**Description of the task:**
Repeat all the records exactly, omitting pictures.

**Records for the task:**

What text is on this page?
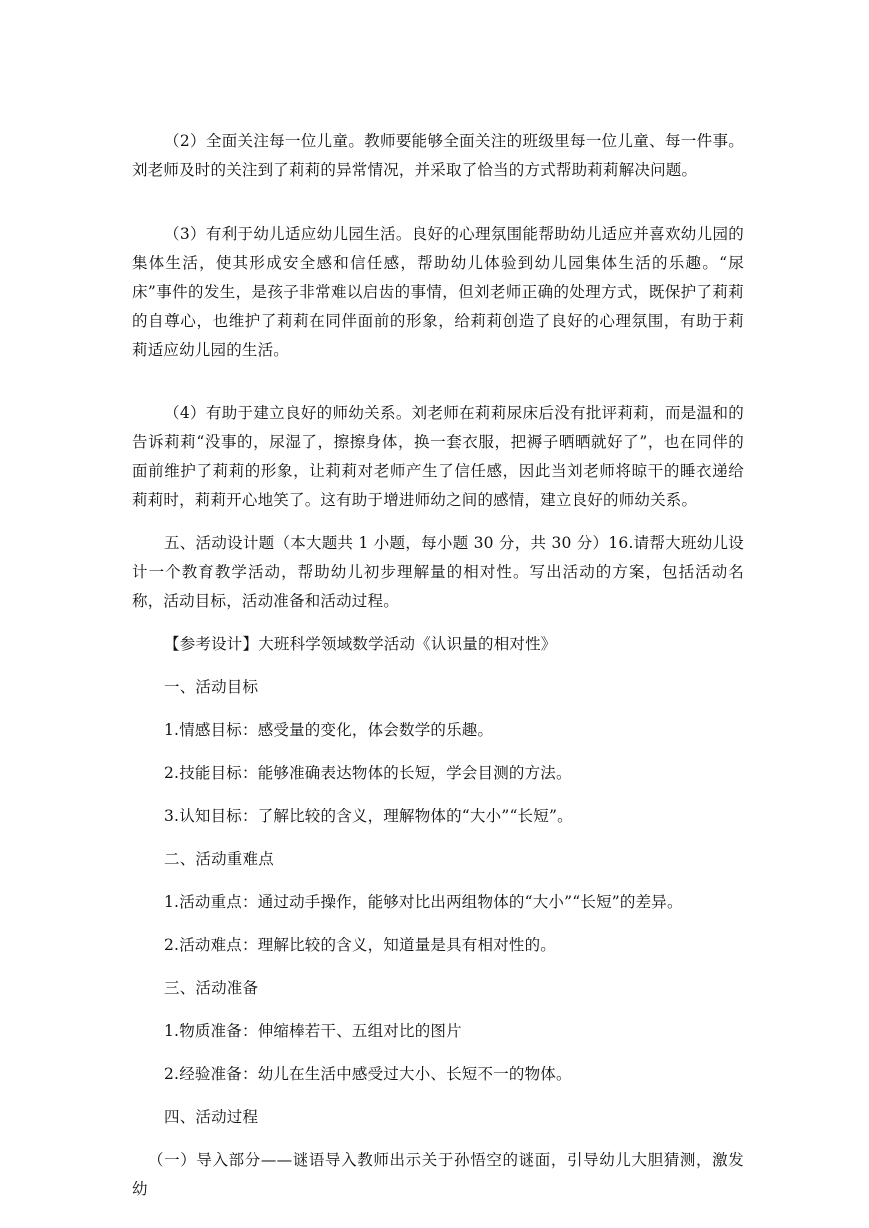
（2）全面关注每一位儿童。教师要能够全面关注的班级里每一位儿童、每一件事。刘老师及时的关注到了莉莉的异常情况，并采取了恰当的方式帮助莉莉解决问题。

（3）有利于幼儿适应幼儿园生活。良好的心理氛围能帮助幼儿适应并喜欢幼儿园的集体生活，使其形成安全感和信任感，帮助幼儿体验到幼儿园集体生活的乐趣。“尿床”事件的发生，是孩子非常难以启齿的事情，但刘老师正确的处理方式，既保护了莉莉的自尊心，也维护了莉莉在同伴面前的形象，给莉莉创造了良好的心理氛围，有助于莉莉适应幼儿园的生活。

（4）有助于建立良好的师幼关系。刘老师在莉莉尿床后没有批评莉莉，而是温和的告诉莉莉“没事的，尿湿了，擦擦身体，换一套衣服，把褥子晒晒就好了”，也在同伴的面前维护了莉莉的形象，让莉莉对老师产生了信任感，因此当刘老师将晾干的睡衣递给莉莉时，莉莉开心地笑了。这有助于增进师幼之间的感情，建立良好的师幼关系。

五、活动设计题（本大题共 1 小题，每小题 30 分，共 30 分）16.请帮大班幼儿设计一个教育教学活动，帮助幼儿初步理解量的相对性。写出活动的方案，包括活动名称，活动目标，活动准备和活动过程。

【参考设计】大班科学领域数学活动《认识量的相对性》

一、活动目标

1.情感目标：感受量的变化，体会数学的乐趣。

2.技能目标：能够准确表达物体的长短，学会目测的方法。

3.认知目标：了解比较的含义，理解物体的“大小”“长短”。

二、活动重难点

1.活动重点：通过动手操作，能够对比出两组物体的“大小”“长短”的差异。

2.活动难点：理解比较的含义，知道量是具有相对性的。

三、活动准备

1.物质准备：伸缩棒若干、五组对比的图片

2.经验准备：幼儿在生活中感受过大小、长短不一的物体。

四、活动过程

（一）导入部分——谜语导入教师出示关于孙悟空的谜面，引导幼儿大胆猜测，激发幼
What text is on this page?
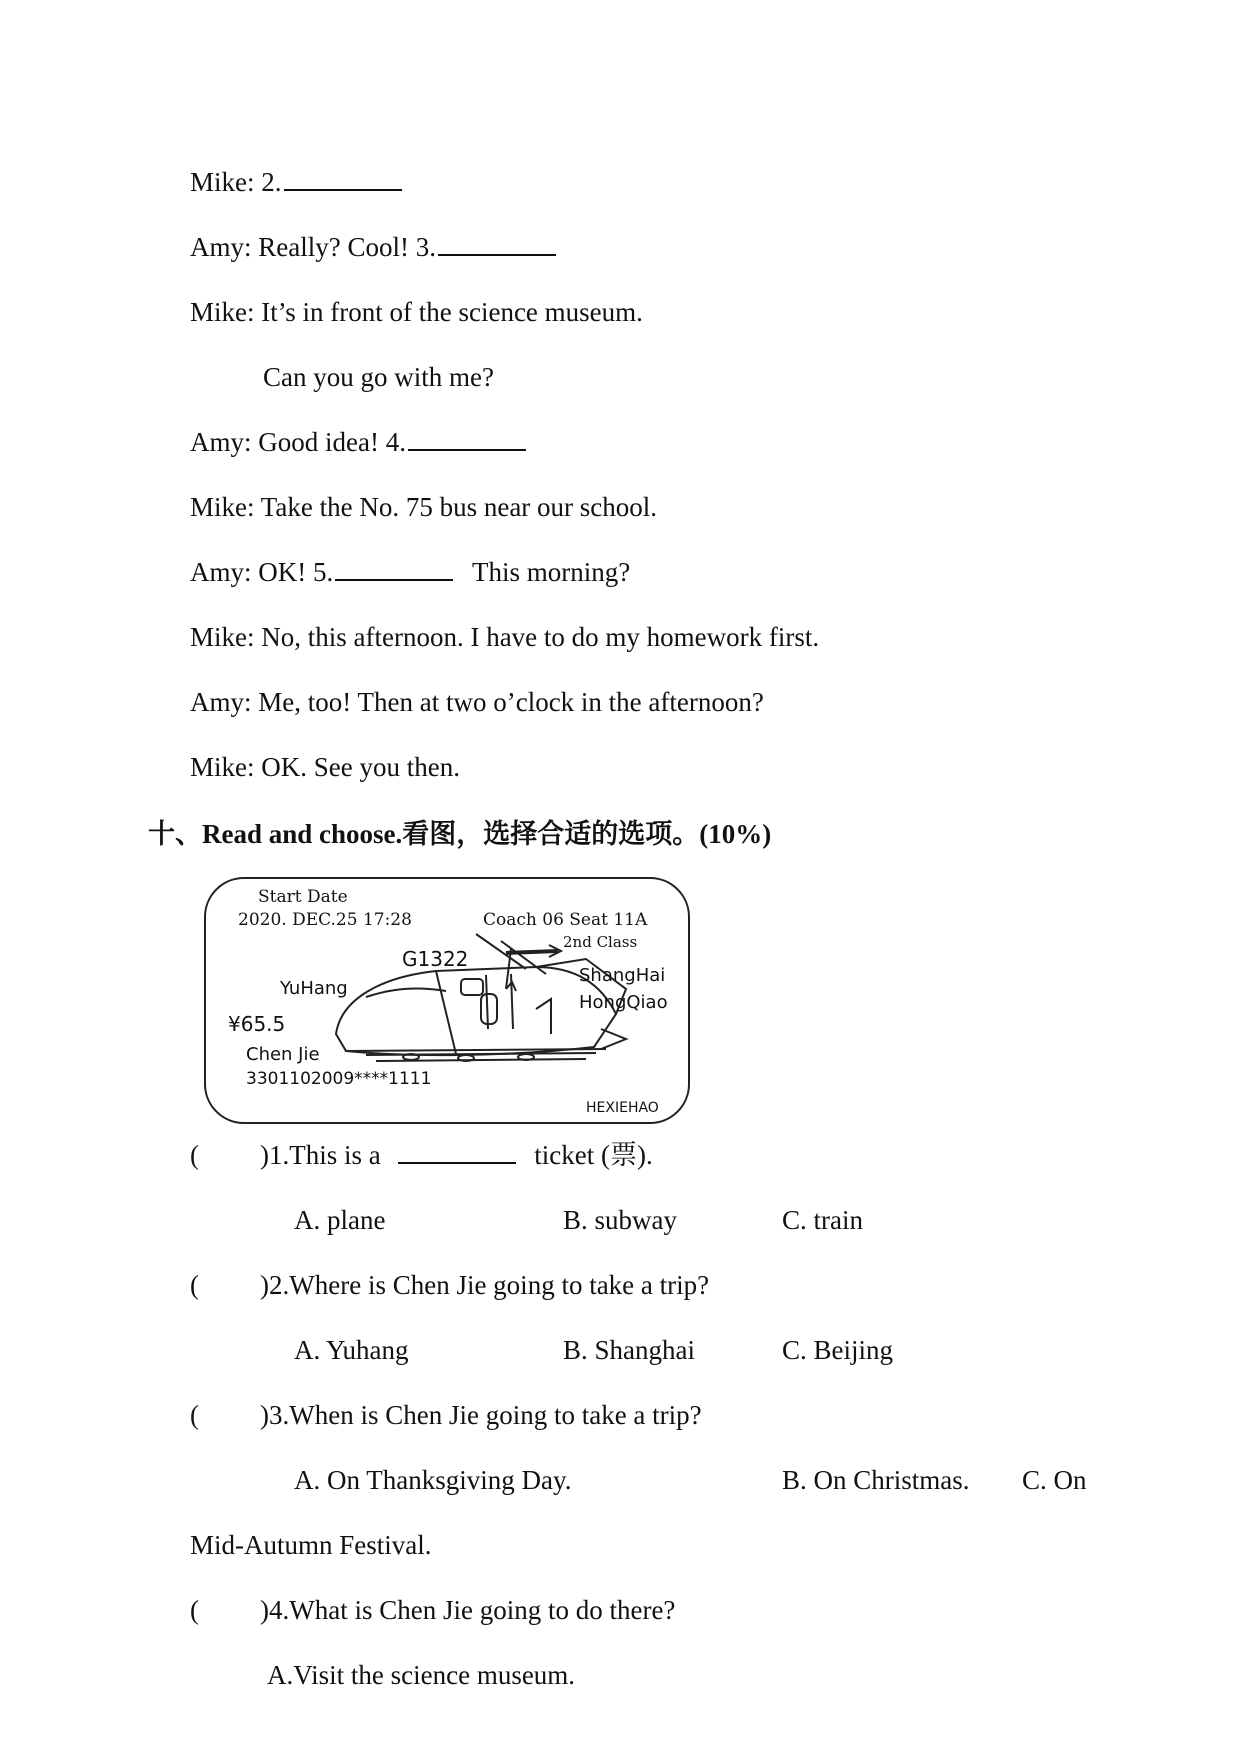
Mike: 2.
Amy: Really? Cool! 3.
Mike: It’s in front of the science museum.
Can you go with me?
Amy: Good idea! 4.
Mike: Take the No. 75 bus near our school.
Amy: OK! 5.	This morning?
Mike: No, this afternoon. I have to do my homework first.
Amy: Me, too! Then at two o’clock in the afternoon?
Mike: OK. See you then.
十、Read and choose.看图，选择合适的选项。(10%)
Start Date
2020. DEC.25 17:28	Coach 06 Seat 11A
2nd Class
G1322
YuHang
ShangHai
HongQiao
¥65.5
Chen Jie
3301102009****1111
HEXIEHAO
( )1.This is a	ticket (票).
A. plane	B. subway	C. train
( )2.Where is Chen Jie going to take a trip?
A. Yuhang	B. Shanghai	C. Beijing
( )3.When is Chen Jie going to take a trip?
A. On Thanksgiving Day.	B. On Christmas. C. On
Mid-Autumn Festival.
( )4.What is Chen Jie going to do there?
A.Visit the science museum.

**Answer to this problem:**
What text is on this page?
（2）全面关注每一位儿童。教师要能够全面关注的班级里每一位儿童、每一件事。刘老师及时的关注到了莉莉的异常情况，并采取了恰当的方式帮助莉莉解决问题。

（3）有利于幼儿适应幼儿园生活。良好的心理氛围能帮助幼儿适应并喜欢幼儿园的集体生活，使其形成安全感和信任感，帮助幼儿体验到幼儿园集体生活的乐趣。“尿床”事件的发生，是孩子非常难以启齿的事情，但刘老师正确的处理方式，既保护了莉莉的自尊心，也维护了莉莉在同伴面前的形象，给莉莉创造了良好的心理氛围，有助于莉莉适应幼儿园的生活。

（4）有助于建立良好的师幼关系。刘老师在莉莉尿床后没有批评莉莉，而是温和的告诉莉莉“没事的，尿湿了，擦擦身体，换一套衣服，把褥子晒晒就好了”，也在同伴的面前维护了莉莉的形象，让莉莉对老师产生了信任感，因此当刘老师将晾干的睡衣递给莉莉时，莉莉开心地笑了。这有助于增进师幼之间的感情，建立良好的师幼关系。

五、活动设计题（本大题共 1 小题，每小题 30 分，共 30 分）16.请帮大班幼儿设计一个教育教学活动，帮助幼儿初步理解量的相对性。写出活动的方案，包括活动名称，活动目标，活动准备和活动过程。

【参考设计】大班科学领域数学活动《认识量的相对性》

一、活动目标

1.情感目标：感受量的变化，体会数学的乐趣。

2.技能目标：能够准确表达物体的长短，学会目测的方法。

3.认知目标：了解比较的含义，理解物体的“大小”“长短”。

二、活动重难点

1.活动重点：通过动手操作，能够对比出两组物体的“大小”“长短”的差异。

2.活动难点：理解比较的含义，知道量是具有相对性的。

三、活动准备

1.物质准备：伸缩棒若干、五组对比的图片

2.经验准备：幼儿在生活中感受过大小、长短不一的物体。

四、活动过程

（一）导入部分——谜语导入教师出示关于孙悟空的谜面，引导幼儿大胆猜测，激发幼
What text is on this page?
Mike: 2.
Amy: Really? Cool! 3.
Mike: It’s in front of the science museum.
Can you go with me?
Amy: Good idea! 4.
Mike: Take the No. 75 bus near our school.
Amy: OK! 5.	This morning?
Mike: No, this afternoon. I have to do my homework first.
Amy: Me, too! Then at two o’clock in the afternoon?
Mike: OK. See you then.
十、Read and choose.看图，选择合适的选项。(10%)
Start Date
2020. DEC.25 17:28	Coach 06 Seat 11A
2nd Class
G1322
YuHang
ShangHai
HongQiao
¥65.5
Chen Jie
3301102009****1111
HEXIEHAO
( )1.This is a	ticket (票).
A. plane	B. subway	C. train
( )2.Where is Chen Jie going to take a trip?
A. Yuhang	B. Shanghai	C. Beijing
( )3.When is Chen Jie going to take a trip?
A. On Thanksgiving Day.	B. On Christmas. C. On
Mid-Autumn Festival.
( )4.What is Chen Jie going to do there?
A.Visit the science museum.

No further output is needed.